## Data supplied:
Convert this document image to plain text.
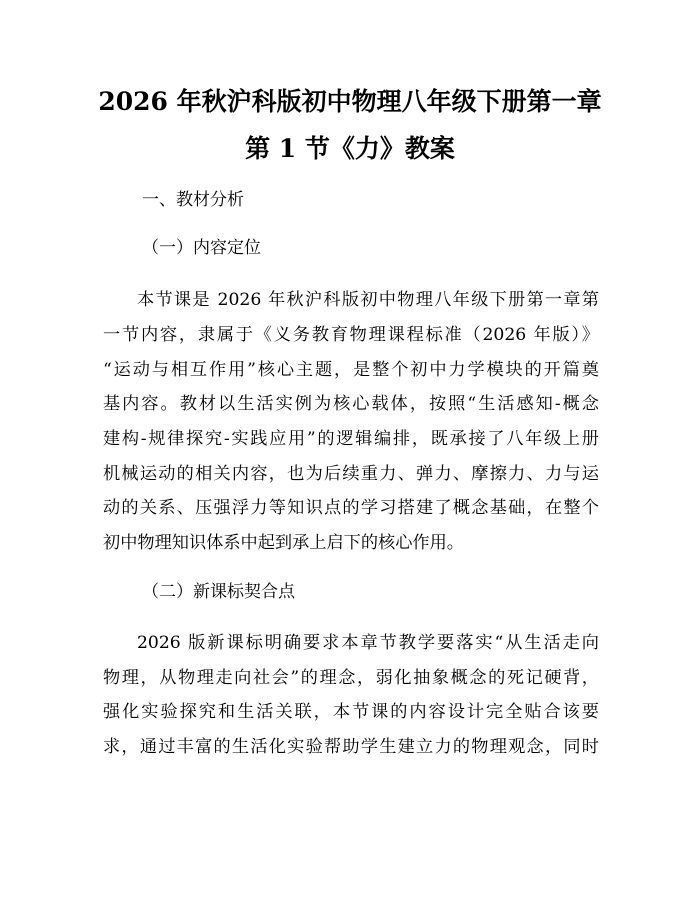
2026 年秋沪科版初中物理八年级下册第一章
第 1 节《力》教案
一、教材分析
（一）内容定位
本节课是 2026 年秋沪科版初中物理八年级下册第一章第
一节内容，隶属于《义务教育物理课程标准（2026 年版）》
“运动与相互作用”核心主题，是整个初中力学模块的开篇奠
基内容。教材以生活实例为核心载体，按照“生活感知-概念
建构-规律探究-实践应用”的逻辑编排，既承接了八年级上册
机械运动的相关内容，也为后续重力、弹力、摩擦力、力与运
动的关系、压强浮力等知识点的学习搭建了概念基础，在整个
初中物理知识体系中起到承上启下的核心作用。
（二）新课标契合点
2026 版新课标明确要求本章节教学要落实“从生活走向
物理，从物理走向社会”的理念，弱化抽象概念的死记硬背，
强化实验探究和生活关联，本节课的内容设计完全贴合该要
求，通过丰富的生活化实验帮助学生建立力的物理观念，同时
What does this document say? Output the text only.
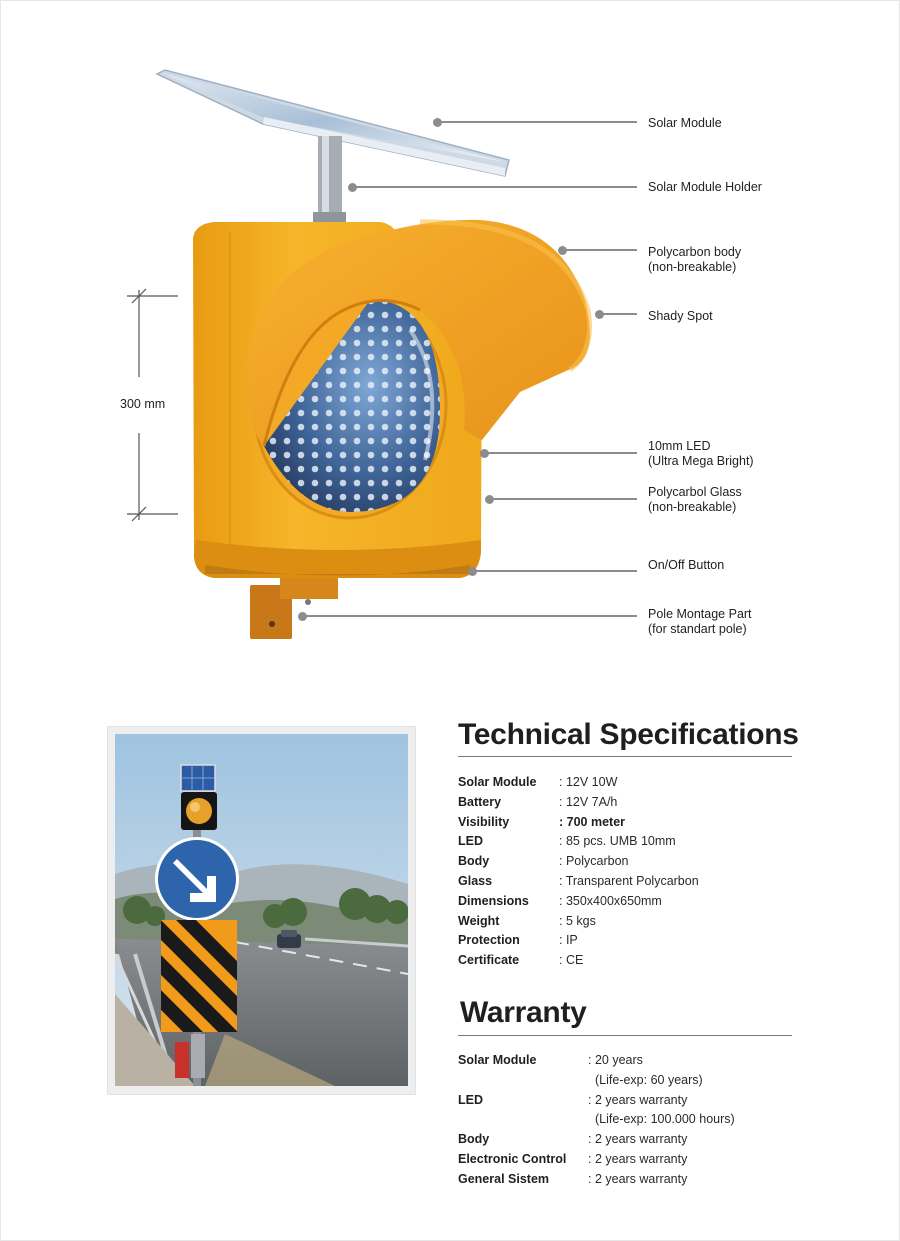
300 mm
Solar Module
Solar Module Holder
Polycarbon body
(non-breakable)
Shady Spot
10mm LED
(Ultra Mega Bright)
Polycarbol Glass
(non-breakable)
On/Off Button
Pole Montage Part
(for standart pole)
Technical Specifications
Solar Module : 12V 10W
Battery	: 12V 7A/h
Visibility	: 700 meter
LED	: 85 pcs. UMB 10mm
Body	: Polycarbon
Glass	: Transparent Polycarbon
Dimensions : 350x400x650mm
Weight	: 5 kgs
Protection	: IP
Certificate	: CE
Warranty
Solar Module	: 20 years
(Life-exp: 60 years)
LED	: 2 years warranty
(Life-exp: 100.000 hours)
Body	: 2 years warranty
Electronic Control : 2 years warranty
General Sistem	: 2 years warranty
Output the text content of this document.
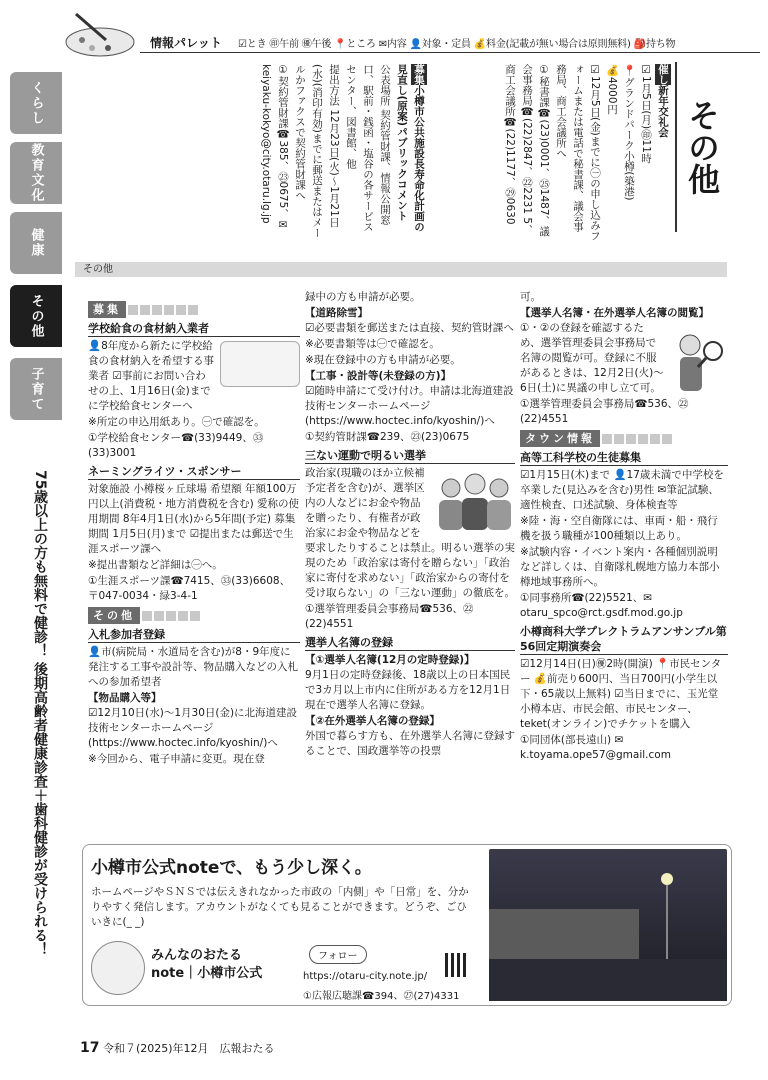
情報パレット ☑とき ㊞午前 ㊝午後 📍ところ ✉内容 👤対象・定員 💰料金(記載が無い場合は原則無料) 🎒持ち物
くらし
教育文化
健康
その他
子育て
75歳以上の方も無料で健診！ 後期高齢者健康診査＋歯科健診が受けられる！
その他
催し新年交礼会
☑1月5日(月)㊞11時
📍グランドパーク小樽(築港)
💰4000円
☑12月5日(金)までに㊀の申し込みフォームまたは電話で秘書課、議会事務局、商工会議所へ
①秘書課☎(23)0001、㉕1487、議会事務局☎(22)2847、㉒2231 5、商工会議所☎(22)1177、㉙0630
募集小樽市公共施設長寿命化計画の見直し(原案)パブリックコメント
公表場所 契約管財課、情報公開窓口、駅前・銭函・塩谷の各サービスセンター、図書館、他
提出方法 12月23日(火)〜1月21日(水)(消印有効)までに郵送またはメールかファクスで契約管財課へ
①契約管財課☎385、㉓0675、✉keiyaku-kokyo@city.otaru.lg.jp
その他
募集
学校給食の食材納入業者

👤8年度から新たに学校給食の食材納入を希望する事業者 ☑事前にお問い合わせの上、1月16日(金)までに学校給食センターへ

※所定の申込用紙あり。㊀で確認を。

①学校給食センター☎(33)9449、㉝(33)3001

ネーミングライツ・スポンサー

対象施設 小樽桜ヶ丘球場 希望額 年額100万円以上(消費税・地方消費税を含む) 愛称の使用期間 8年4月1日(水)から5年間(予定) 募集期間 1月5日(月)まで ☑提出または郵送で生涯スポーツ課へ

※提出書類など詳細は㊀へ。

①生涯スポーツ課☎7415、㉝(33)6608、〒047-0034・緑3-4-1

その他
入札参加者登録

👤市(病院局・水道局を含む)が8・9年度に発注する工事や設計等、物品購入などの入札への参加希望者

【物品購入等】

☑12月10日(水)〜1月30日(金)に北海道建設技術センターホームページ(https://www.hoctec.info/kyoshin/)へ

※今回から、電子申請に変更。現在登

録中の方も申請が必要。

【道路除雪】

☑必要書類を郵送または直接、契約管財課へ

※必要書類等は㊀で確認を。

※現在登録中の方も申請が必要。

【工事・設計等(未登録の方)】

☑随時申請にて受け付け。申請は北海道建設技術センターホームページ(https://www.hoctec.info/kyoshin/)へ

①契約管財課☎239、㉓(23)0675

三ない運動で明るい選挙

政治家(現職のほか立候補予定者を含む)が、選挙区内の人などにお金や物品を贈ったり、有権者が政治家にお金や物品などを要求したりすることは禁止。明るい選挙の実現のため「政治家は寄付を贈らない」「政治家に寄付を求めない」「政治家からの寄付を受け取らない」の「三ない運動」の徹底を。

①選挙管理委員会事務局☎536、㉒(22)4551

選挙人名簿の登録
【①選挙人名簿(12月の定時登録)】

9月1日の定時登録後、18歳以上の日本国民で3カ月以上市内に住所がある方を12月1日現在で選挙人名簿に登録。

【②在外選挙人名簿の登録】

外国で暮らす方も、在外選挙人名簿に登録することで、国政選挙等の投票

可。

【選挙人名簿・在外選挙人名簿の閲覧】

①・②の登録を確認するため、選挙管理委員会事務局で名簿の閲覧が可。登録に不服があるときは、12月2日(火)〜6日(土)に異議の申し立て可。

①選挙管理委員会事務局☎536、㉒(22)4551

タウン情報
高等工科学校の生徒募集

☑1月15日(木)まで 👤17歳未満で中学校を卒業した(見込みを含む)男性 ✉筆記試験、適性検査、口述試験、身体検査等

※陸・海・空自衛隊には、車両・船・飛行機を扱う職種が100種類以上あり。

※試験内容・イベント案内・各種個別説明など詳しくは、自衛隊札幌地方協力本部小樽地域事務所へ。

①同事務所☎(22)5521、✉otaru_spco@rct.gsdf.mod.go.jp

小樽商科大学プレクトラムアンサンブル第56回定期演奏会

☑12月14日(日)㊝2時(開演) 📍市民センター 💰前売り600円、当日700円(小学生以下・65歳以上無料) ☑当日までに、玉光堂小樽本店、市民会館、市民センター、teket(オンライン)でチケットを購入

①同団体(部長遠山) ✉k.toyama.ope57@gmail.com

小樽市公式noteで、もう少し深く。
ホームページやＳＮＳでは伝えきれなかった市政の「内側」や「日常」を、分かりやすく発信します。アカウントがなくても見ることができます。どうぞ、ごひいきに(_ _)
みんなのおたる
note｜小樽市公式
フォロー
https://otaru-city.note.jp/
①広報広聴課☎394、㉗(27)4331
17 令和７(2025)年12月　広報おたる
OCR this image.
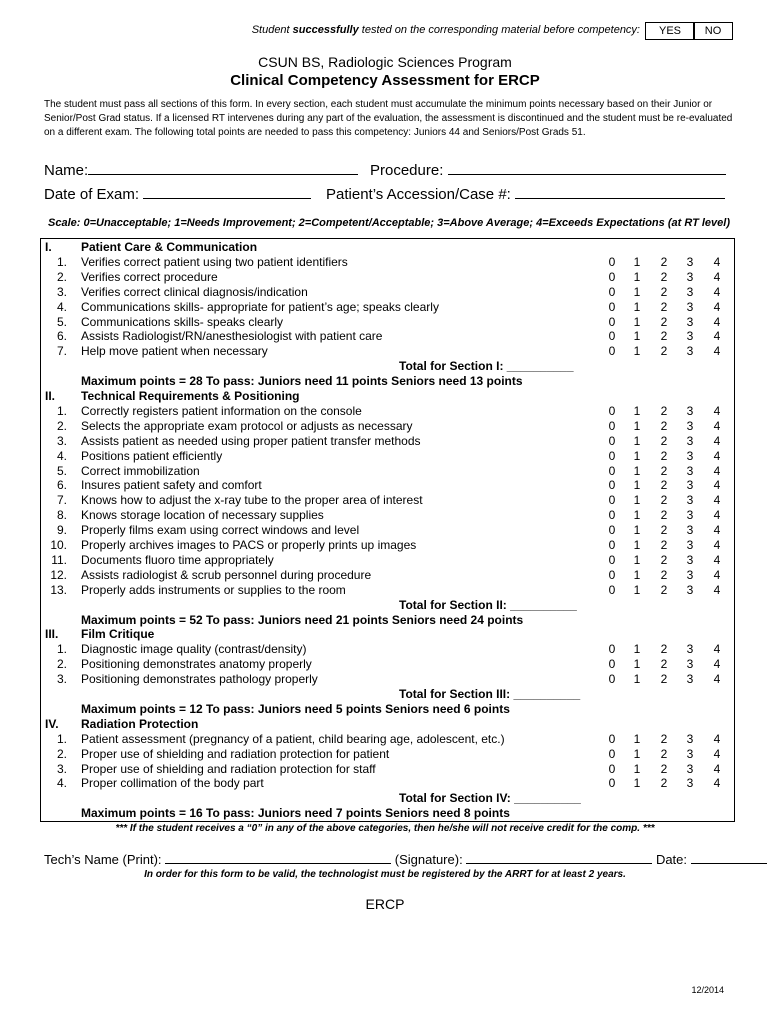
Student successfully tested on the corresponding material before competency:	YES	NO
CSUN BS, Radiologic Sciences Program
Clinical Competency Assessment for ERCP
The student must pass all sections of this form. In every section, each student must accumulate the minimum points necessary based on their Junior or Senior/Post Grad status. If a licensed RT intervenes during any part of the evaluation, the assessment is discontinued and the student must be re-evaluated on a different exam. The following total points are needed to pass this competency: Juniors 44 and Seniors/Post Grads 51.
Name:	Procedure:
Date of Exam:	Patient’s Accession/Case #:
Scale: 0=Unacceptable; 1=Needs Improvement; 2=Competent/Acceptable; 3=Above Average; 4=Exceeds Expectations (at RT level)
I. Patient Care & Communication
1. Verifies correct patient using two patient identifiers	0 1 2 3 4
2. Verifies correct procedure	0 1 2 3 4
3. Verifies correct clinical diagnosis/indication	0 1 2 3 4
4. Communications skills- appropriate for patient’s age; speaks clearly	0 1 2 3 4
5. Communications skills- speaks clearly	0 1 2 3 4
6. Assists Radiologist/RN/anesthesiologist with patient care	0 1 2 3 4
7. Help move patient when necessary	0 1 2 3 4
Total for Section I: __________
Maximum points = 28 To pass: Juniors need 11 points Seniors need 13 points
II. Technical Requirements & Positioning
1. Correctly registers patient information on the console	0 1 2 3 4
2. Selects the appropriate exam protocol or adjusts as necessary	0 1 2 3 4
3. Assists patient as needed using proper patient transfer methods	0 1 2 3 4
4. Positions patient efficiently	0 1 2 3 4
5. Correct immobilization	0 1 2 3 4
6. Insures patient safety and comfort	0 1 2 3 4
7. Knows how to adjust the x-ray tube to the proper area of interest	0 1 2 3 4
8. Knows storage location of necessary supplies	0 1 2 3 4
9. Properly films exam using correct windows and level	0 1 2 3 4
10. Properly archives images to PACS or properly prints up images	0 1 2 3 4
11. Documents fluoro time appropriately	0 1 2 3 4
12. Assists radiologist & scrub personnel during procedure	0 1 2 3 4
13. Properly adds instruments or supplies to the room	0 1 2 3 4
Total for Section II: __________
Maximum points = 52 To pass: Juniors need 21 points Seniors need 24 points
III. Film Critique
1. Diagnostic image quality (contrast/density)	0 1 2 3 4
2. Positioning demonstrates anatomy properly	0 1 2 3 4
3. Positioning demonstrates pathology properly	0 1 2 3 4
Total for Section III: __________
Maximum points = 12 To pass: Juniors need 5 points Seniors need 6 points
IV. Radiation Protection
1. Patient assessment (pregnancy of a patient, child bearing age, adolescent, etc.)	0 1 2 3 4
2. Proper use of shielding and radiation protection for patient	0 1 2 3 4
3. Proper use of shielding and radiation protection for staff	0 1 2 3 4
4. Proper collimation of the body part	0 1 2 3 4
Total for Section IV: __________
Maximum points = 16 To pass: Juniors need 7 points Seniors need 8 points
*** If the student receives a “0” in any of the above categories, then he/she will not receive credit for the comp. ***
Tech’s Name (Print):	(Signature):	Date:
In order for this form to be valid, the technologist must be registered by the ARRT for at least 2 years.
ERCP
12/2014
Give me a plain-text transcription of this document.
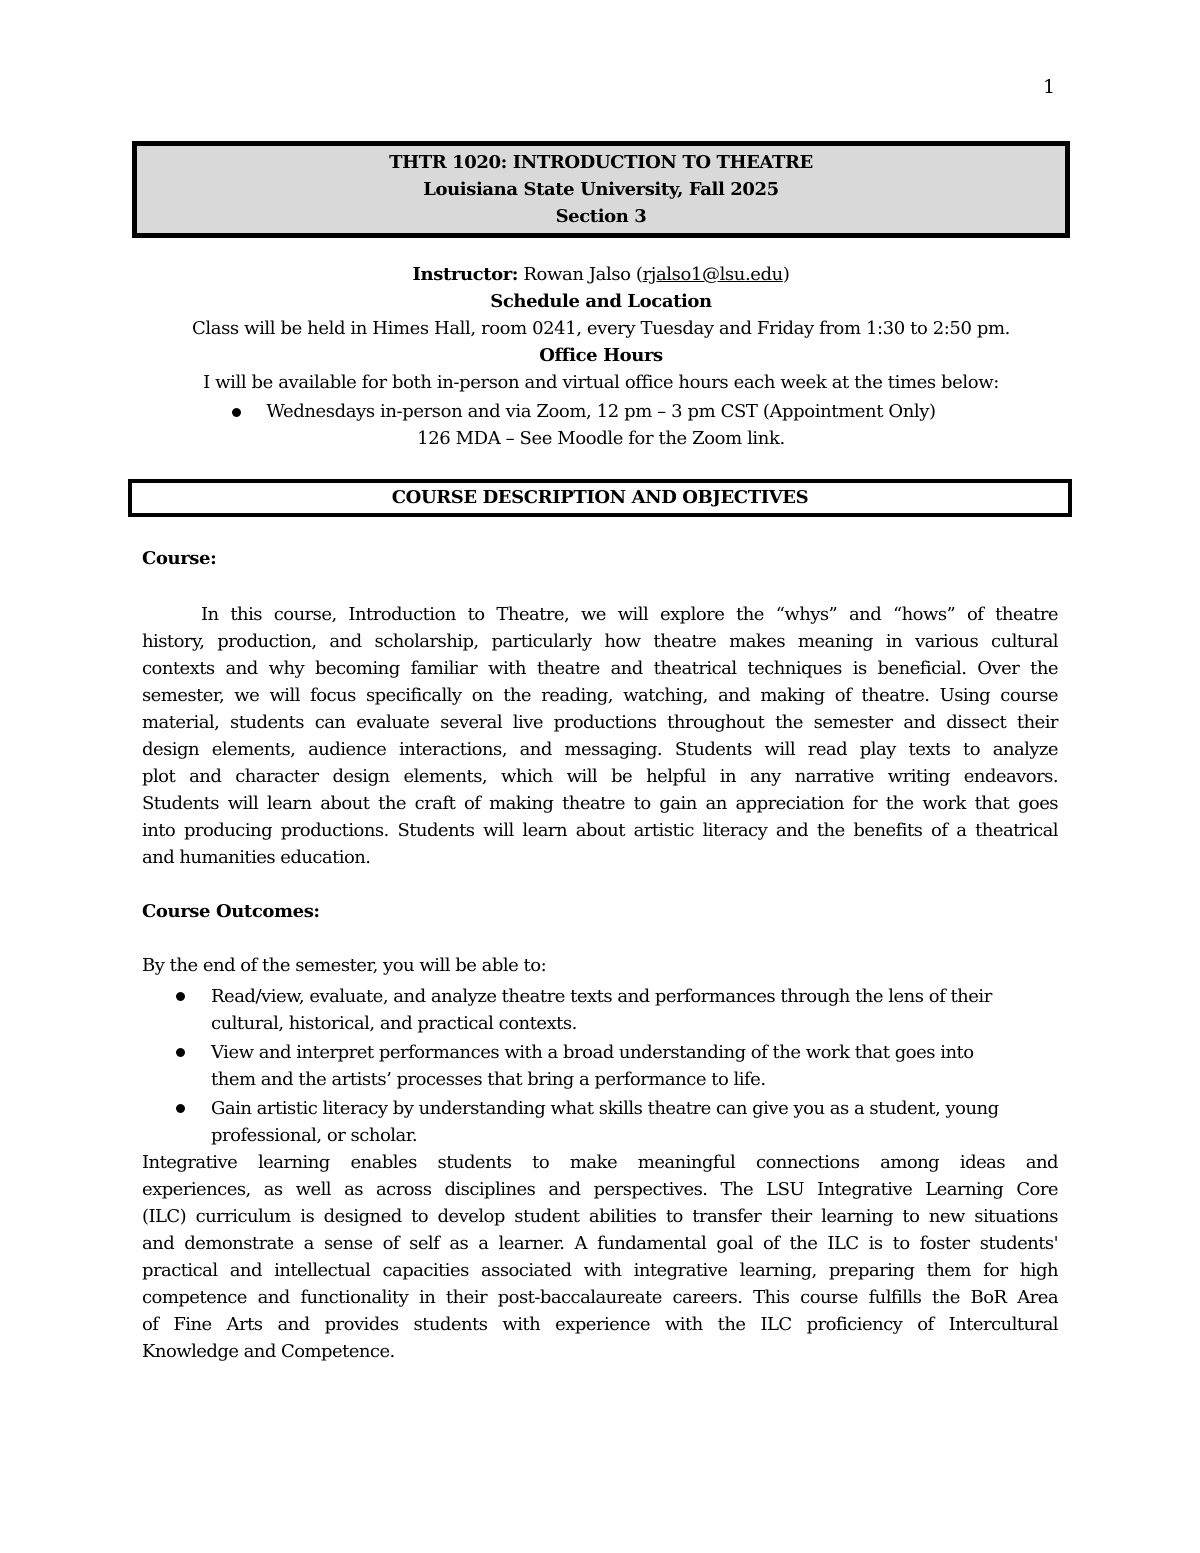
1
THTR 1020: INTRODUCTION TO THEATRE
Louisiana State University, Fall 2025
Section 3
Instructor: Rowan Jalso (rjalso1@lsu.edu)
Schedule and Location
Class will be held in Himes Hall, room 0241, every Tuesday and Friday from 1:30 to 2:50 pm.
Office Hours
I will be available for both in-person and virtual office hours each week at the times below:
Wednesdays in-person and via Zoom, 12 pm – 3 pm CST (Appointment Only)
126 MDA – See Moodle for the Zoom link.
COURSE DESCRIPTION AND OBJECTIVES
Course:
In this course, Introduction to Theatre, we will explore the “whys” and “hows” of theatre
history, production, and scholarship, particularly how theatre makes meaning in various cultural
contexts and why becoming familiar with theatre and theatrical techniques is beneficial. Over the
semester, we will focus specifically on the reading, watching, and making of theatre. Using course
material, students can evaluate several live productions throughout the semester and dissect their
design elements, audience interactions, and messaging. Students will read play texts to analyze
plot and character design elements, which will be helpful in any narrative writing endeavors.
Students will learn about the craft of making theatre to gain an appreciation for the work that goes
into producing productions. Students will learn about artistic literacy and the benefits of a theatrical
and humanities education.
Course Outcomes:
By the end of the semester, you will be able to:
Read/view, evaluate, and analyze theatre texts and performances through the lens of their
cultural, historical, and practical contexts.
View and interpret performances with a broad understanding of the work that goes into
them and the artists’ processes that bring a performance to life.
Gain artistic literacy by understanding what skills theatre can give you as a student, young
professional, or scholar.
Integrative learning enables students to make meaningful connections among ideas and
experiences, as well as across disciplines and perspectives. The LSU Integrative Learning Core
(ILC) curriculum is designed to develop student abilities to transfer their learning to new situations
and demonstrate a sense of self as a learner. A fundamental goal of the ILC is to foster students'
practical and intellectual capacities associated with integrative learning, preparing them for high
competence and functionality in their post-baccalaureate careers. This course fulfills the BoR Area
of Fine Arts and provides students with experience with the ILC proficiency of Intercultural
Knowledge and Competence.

## What the exercise asks:
Identify and extract each line of the listing that contains "productions".

## Response below:
material, students can evaluate several live productions throughout the semester and dissect their
into producing productions. Students will learn about artistic literacy and the benefits of a theatrical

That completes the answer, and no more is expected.